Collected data
-------------------------

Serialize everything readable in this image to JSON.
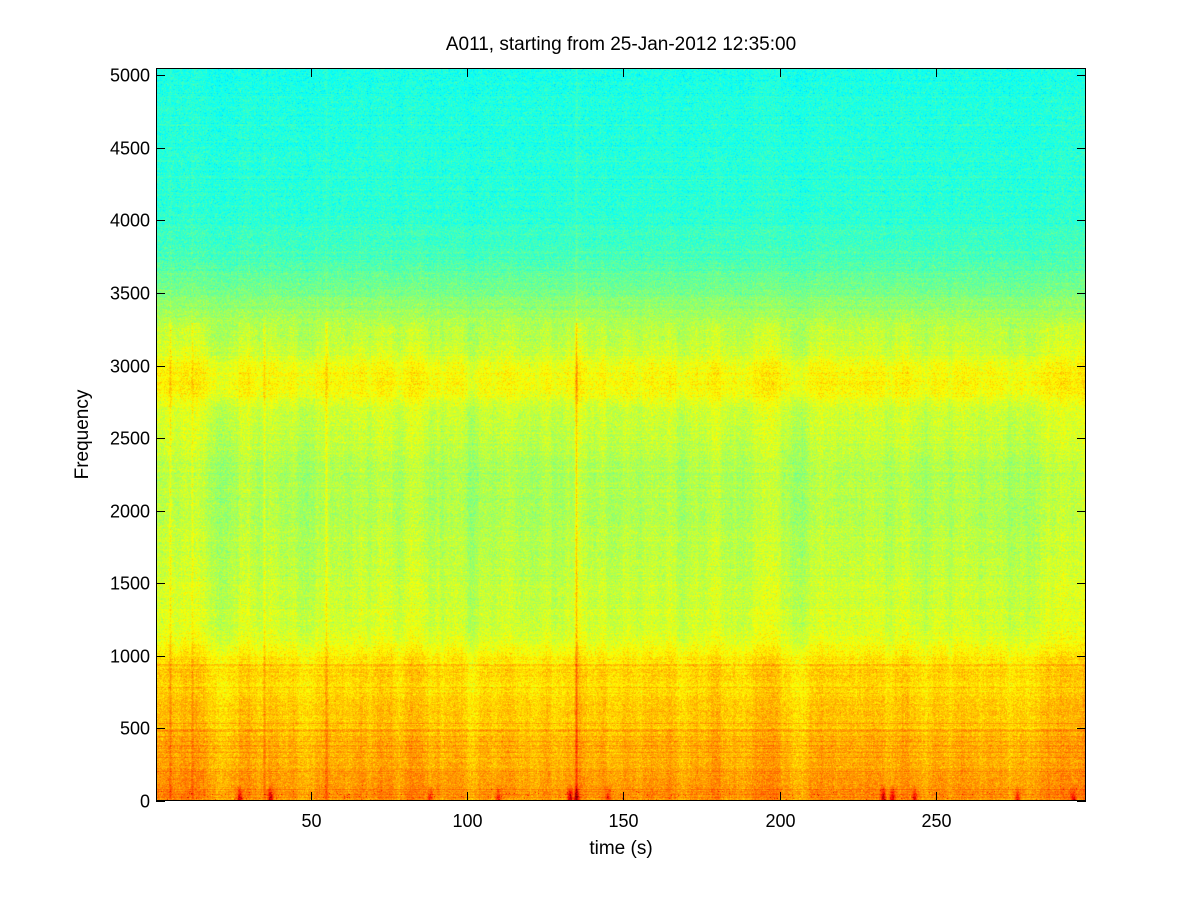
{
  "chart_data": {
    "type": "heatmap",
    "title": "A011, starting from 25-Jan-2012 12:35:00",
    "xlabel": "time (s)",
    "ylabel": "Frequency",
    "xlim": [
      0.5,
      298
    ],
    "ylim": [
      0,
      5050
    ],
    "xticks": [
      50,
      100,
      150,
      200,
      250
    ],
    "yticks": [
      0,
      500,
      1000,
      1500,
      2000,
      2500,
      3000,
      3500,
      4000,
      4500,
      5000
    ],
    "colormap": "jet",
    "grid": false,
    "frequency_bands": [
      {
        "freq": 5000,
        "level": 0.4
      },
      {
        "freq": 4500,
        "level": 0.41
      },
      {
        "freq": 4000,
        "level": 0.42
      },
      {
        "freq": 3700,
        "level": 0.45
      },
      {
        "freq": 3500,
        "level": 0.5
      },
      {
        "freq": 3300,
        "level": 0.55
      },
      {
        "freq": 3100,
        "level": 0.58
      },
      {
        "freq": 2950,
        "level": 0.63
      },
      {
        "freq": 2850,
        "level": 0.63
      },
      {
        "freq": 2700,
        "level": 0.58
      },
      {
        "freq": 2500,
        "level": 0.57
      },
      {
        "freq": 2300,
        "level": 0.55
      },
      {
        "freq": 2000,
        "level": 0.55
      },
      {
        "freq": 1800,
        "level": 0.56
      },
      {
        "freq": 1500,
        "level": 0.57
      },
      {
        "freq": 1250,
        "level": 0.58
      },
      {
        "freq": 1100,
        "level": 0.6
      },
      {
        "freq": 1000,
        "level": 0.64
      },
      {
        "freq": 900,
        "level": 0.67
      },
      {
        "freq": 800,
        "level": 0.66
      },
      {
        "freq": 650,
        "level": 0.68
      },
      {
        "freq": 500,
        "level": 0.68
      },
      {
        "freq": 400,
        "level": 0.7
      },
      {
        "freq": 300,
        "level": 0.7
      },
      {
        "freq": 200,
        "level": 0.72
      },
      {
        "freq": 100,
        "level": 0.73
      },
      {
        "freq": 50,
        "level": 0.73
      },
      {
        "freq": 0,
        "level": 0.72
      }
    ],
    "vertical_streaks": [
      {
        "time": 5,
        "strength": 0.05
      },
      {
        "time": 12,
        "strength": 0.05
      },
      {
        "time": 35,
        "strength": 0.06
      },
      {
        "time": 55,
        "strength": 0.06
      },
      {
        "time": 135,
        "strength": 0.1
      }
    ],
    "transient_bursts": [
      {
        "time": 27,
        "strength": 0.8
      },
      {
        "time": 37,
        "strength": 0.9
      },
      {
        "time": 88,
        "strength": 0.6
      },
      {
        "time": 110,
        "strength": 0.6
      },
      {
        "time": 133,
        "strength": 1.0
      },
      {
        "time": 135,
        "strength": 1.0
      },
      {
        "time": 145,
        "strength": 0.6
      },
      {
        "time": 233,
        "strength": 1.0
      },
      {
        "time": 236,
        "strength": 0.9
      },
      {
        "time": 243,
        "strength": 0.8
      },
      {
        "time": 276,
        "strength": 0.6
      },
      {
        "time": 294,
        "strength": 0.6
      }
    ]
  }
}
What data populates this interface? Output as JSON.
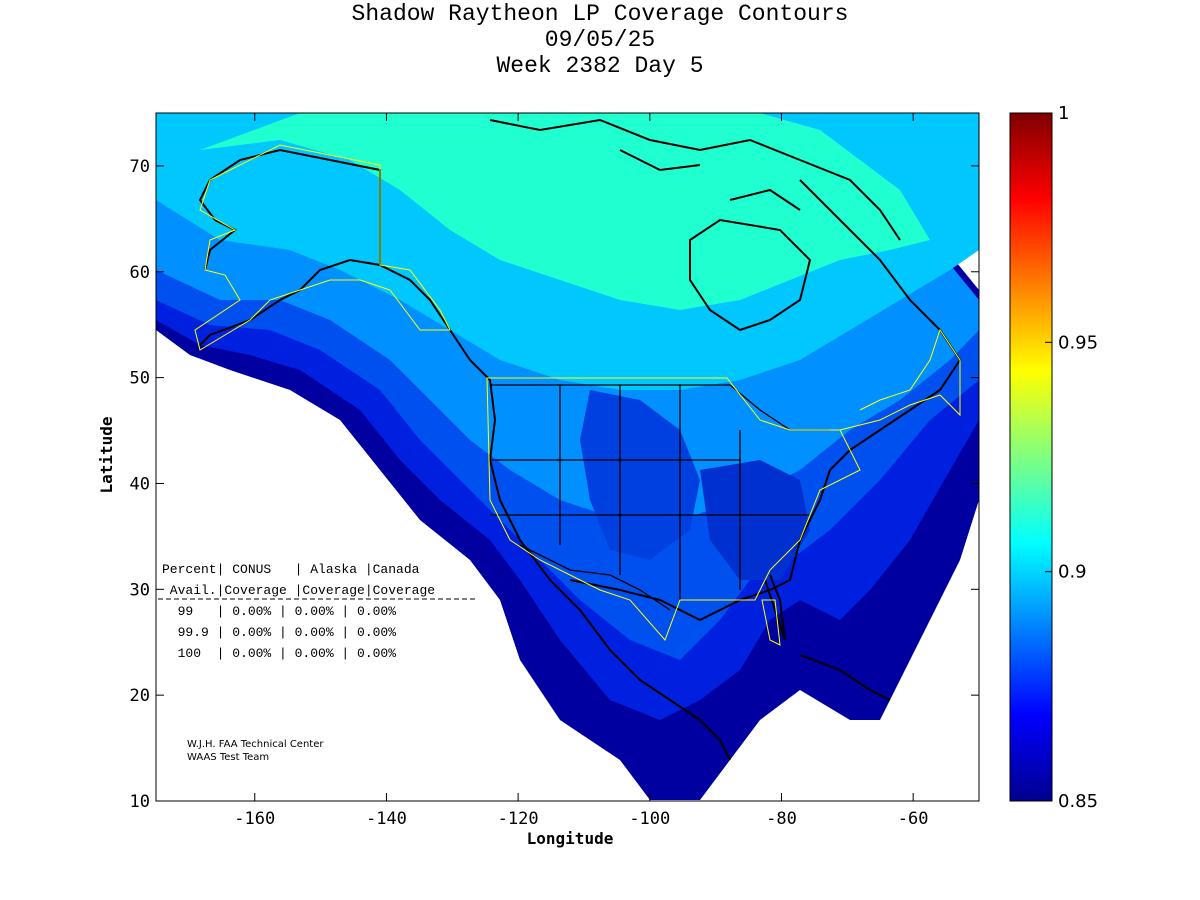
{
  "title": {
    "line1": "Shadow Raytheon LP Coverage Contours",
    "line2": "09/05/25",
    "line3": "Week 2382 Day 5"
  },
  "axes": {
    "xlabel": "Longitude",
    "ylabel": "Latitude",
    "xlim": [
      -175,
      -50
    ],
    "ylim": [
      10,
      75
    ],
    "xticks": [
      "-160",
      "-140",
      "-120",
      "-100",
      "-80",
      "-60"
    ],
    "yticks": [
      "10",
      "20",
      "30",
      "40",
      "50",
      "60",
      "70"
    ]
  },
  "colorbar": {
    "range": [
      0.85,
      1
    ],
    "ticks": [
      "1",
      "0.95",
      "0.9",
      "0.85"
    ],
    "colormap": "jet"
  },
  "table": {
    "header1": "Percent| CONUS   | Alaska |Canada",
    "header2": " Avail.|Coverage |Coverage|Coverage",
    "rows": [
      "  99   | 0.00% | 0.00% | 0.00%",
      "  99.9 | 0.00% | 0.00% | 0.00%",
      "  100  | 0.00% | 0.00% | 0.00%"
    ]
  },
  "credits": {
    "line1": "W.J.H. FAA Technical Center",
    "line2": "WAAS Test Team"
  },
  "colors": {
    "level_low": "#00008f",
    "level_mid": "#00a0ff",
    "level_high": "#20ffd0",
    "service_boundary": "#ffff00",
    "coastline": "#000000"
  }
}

-------------------------

Short problem
Among the lines of the material above, how many include the string "this"? Report only that number.

Output of the exercise
2